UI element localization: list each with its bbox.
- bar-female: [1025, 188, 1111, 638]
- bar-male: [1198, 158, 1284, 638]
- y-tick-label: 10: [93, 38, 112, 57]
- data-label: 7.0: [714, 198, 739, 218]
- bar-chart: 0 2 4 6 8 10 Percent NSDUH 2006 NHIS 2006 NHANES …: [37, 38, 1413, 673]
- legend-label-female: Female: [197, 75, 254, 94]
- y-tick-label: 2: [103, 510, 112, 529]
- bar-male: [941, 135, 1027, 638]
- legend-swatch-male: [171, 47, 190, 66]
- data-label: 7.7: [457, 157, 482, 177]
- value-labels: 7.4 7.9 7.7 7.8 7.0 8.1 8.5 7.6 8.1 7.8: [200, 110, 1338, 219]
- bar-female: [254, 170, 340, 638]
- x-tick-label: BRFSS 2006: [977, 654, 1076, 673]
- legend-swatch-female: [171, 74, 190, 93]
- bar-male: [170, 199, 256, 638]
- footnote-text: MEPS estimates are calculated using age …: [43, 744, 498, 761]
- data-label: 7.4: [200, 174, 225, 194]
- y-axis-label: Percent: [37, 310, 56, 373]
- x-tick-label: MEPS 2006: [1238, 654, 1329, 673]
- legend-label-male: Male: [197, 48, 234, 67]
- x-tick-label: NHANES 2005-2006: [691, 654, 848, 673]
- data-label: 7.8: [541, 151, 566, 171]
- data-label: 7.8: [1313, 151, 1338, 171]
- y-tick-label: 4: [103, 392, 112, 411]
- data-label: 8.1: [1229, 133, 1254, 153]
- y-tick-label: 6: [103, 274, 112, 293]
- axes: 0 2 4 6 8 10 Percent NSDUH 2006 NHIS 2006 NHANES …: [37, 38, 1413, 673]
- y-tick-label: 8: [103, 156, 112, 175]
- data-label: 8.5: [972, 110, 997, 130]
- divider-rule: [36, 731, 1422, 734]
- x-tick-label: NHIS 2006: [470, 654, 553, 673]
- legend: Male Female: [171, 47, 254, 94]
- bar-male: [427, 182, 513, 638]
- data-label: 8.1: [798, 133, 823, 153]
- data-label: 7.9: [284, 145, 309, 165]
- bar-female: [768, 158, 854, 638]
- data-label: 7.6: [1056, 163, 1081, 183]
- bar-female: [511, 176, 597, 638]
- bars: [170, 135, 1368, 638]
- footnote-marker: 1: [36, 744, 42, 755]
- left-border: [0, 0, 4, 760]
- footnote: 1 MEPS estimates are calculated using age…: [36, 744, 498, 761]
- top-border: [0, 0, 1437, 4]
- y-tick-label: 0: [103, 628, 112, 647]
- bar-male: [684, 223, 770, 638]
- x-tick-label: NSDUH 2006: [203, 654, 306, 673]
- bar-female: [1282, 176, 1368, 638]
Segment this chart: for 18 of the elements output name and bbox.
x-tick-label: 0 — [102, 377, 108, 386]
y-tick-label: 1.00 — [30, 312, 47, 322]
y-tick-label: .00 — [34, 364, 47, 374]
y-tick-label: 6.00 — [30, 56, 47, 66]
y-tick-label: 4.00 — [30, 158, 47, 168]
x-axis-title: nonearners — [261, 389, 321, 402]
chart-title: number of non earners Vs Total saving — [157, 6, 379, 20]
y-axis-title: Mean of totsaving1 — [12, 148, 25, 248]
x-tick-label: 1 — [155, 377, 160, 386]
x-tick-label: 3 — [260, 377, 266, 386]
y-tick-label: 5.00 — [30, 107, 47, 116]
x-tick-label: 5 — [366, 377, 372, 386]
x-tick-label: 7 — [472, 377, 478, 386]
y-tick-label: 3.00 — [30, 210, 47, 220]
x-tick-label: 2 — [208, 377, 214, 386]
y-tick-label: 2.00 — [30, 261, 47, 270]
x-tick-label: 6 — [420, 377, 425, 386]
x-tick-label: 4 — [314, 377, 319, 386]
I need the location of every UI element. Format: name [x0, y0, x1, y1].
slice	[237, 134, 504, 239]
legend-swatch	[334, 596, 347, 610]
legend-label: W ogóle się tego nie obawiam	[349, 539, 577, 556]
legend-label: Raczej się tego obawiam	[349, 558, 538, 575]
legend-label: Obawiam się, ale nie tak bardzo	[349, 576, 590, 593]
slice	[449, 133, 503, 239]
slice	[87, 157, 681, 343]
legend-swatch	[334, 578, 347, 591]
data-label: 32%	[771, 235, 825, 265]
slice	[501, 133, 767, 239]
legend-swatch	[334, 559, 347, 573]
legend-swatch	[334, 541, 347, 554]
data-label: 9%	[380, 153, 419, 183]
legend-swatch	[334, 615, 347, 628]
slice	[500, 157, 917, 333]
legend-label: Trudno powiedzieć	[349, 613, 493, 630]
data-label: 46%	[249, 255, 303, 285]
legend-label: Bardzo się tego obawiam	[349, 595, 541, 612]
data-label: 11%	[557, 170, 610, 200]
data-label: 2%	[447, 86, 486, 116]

------

Reproduce the entire listing above line for line, without changing any character.

▶ [EXERCISE ANSWER]
UI element localization: list each with its bbox.
- bar-female: [1025, 188, 1111, 638]
- bar-male: [1198, 158, 1284, 638]
- y-tick-label: 10: [93, 38, 112, 57]
- data-label: 7.0: [714, 198, 739, 218]
- bar-chart: 0 2 4 6 8 10 Percent NSDUH 2006 NHIS 2006 NHANES …: [37, 38, 1413, 673]
- legend-label-female: Female: [197, 75, 254, 94]
- y-tick-label: 2: [103, 510, 112, 529]
- bar-male: [941, 135, 1027, 638]
- legend-swatch-male: [171, 47, 190, 66]
- data-label: 7.7: [457, 157, 482, 177]
- value-labels: 7.4 7.9 7.7 7.8 7.0 8.1 8.5 7.6 8.1 7.8: [200, 110, 1338, 219]
- bar-female: [254, 170, 340, 638]
- x-tick-label: BRFSS 2006: [977, 654, 1076, 673]
- legend-swatch-female: [171, 74, 190, 93]
- bar-male: [170, 199, 256, 638]
- footnote-text: MEPS estimates are calculated using age …: [43, 744, 498, 761]
- data-label: 7.4: [200, 174, 225, 194]
- y-axis-label: Percent: [37, 310, 56, 373]
- x-tick-label: MEPS 2006: [1238, 654, 1329, 673]
- legend-label-male: Male: [197, 48, 234, 67]
- x-tick-label: NHANES 2005-2006: [691, 654, 848, 673]
- data-label: 7.8: [541, 151, 566, 171]
- data-label: 7.8: [1313, 151, 1338, 171]
- y-tick-label: 4: [103, 392, 112, 411]
- data-label: 8.1: [1229, 133, 1254, 153]
- y-tick-label: 6: [103, 274, 112, 293]
- axes: 0 2 4 6 8 10 Percent NSDUH 2006 NHIS 2006 NHANES …: [37, 38, 1413, 673]
- y-tick-label: 8: [103, 156, 112, 175]
- data-label: 8.5: [972, 110, 997, 130]
- divider-rule: [36, 731, 1422, 734]
- x-tick-label: NHIS 2006: [470, 654, 553, 673]
- legend: Male Female: [171, 47, 254, 94]
- bar-male: [427, 182, 513, 638]
- data-label: 8.1: [798, 133, 823, 153]
- data-label: 7.9: [284, 145, 309, 165]
- bar-female: [768, 158, 854, 638]
- data-label: 7.6: [1056, 163, 1081, 183]
- bar-female: [511, 176, 597, 638]
- bars: [170, 135, 1368, 638]
- footnote-marker: 1: [36, 744, 42, 755]
- left-border: [0, 0, 4, 760]
- footnote: 1 MEPS estimates are calculated using age…: [36, 744, 498, 761]
- top-border: [0, 0, 1437, 4]
- y-tick-label: 0: [103, 628, 112, 647]
- bar-male: [684, 223, 770, 638]
- x-tick-label: NSDUH 2006: [203, 654, 306, 673]
- bar-female: [1282, 176, 1368, 638]
Segment this chart: for 18 of the elements output name and bbox.
x-tick-label: 0 — [102, 377, 108, 386]
y-tick-label: 1.00 — [30, 312, 47, 322]
y-tick-label: .00 — [34, 364, 47, 374]
y-tick-label: 6.00 — [30, 56, 47, 66]
y-tick-label: 4.00 — [30, 158, 47, 168]
x-axis-title: nonearners — [261, 389, 321, 402]
chart-title: number of non earners Vs Total saving — [157, 6, 379, 20]
y-axis-title: Mean of totsaving1 — [12, 148, 25, 248]
x-tick-label: 1 — [155, 377, 160, 386]
x-tick-label: 3 — [260, 377, 266, 386]
y-tick-label: 5.00 — [30, 107, 47, 116]
x-tick-label: 5 — [366, 377, 372, 386]
x-tick-label: 7 — [472, 377, 478, 386]
y-tick-label: 3.00 — [30, 210, 47, 220]
x-tick-label: 2 — [208, 377, 214, 386]
y-tick-label: 2.00 — [30, 261, 47, 270]
x-tick-label: 6 — [420, 377, 425, 386]
x-tick-label: 4 — [314, 377, 319, 386]
I need the location of every UI element. Format: name [x0, y0, x1, y1].
slice	[237, 134, 504, 239]
legend-swatch	[334, 596, 347, 610]
legend-label: W ogóle się tego nie obawiam	[349, 539, 577, 556]
legend-label: Raczej się tego obawiam	[349, 558, 538, 575]
legend-label: Obawiam się, ale nie tak bardzo	[349, 576, 590, 593]
slice	[449, 133, 503, 239]
slice	[87, 157, 681, 343]
legend-swatch	[334, 578, 347, 591]
data-label: 32%	[771, 235, 825, 265]
slice	[501, 133, 767, 239]
legend-swatch	[334, 559, 347, 573]
legend-swatch	[334, 541, 347, 554]
data-label: 9%	[380, 153, 419, 183]
legend-swatch	[334, 615, 347, 628]
slice	[500, 157, 917, 333]
legend-label: Trudno powiedzieć	[349, 613, 493, 630]
data-label: 46%	[249, 255, 303, 285]
legend-label: Bardzo się tego obawiam	[349, 595, 541, 612]
data-label: 11%	[557, 170, 610, 200]
data-label: 2%	[447, 86, 486, 116]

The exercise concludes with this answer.